<<<<

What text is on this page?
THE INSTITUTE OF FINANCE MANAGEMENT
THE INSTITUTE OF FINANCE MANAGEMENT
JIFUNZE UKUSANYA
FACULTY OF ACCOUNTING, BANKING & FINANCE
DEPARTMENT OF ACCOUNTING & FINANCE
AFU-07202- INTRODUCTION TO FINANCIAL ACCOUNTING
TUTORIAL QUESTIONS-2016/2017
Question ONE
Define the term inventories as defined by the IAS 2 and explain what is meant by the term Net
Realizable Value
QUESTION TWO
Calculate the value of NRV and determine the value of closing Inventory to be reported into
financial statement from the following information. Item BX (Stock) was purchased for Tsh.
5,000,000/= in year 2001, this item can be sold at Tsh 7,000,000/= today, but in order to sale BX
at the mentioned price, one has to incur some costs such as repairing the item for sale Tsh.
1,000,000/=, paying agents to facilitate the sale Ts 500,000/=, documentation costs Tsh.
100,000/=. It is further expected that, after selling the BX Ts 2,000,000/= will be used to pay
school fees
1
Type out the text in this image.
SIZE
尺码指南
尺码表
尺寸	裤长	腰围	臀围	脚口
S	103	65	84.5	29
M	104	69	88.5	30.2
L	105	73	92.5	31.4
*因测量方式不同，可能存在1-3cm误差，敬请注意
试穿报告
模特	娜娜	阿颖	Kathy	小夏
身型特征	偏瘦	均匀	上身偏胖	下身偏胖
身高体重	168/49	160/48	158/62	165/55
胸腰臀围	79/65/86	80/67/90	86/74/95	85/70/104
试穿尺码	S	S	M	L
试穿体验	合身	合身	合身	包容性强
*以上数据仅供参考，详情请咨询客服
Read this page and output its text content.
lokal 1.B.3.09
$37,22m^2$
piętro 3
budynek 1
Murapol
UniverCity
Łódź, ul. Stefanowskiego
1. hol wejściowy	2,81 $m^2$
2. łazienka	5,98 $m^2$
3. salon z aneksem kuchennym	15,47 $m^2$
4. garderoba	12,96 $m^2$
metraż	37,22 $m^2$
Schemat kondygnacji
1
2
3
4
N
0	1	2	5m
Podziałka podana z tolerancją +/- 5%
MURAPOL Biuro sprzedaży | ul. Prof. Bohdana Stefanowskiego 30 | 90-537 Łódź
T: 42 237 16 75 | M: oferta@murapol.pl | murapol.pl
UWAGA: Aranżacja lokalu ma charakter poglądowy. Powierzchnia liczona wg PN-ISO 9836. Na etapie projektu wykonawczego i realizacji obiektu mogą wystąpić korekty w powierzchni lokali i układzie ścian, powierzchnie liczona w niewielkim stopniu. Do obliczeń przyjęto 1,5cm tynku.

>>>>

▶ **EXERCISE DETAILS**
Produce an exact copy of all the records.

▶ **OUTPUT OF THE TASK**
What text is on this page?
THE INSTITUTE OF FINANCE MANAGEMENT
THE INSTITUTE OF FINANCE MANAGEMENT
JIFUNZE UKUSANYA
FACULTY OF ACCOUNTING, BANKING & FINANCE
DEPARTMENT OF ACCOUNTING & FINANCE
AFU-07202- INTRODUCTION TO FINANCIAL ACCOUNTING
TUTORIAL QUESTIONS-2016/2017
Question ONE
Define the term inventories as defined by the IAS 2 and explain what is meant by the term Net
Realizable Value
QUESTION TWO
Calculate the value of NRV and determine the value of closing Inventory to be reported into
financial statement from the following information. Item BX (Stock) was purchased for Tsh.
5,000,000/= in year 2001, this item can be sold at Tsh 7,000,000/= today, but in order to sale BX
at the mentioned price, one has to incur some costs such as repairing the item for sale Tsh.
1,000,000/=, paying agents to facilitate the sale Ts 500,000/=, documentation costs Tsh.
100,000/=. It is further expected that, after selling the BX Ts 2,000,000/= will be used to pay
school fees
1
Type out the text in this image.
SIZE
尺码指南
尺码表
尺寸	裤长	腰围	臀围	脚口
S	103	65	84.5	29
M	104	69	88.5	30.2
L	105	73	92.5	31.4
*因测量方式不同，可能存在1-3cm误差，敬请注意
试穿报告
模特	娜娜	阿颖	Kathy	小夏
身型特征	偏瘦	均匀	上身偏胖	下身偏胖
身高体重	168/49	160/48	158/62	165/55
胸腰臀围	79/65/86	80/67/90	86/74/95	85/70/104
试穿尺码	S	S	M	L
试穿体验	合身	合身	合身	包容性强
*以上数据仅供参考，详情请咨询客服
Read this page and output its text content.
lokal 1.B.3.09
$37,22m^2$
piętro 3
budynek 1
Murapol
UniverCity
Łódź, ul. Stefanowskiego
1. hol wejściowy	2,81 $m^2$
2. łazienka	5,98 $m^2$
3. salon z aneksem kuchennym	15,47 $m^2$
4. garderoba	12,96 $m^2$
metraż	37,22 $m^2$
Schemat kondygnacji
1
2
3
4
N
0	1	2	5m
Podziałka podana z tolerancją +/- 5%
MURAPOL Biuro sprzedaży | ul. Prof. Bohdana Stefanowskiego 30 | 90-537 Łódź
T: 42 237 16 75 | M: oferta@murapol.pl | murapol.pl
UWAGA: Aranżacja lokalu ma charakter poglądowy. Powierzchnia liczona wg PN-ISO 9836. Na etapie projektu wykonawczego i realizacji obiektu mogą wystąpić korekty w powierzchni lokali i układzie ścian, powierzchnie liczona w niewielkim stopniu. Do obliczeń przyjęto 1,5cm tynku.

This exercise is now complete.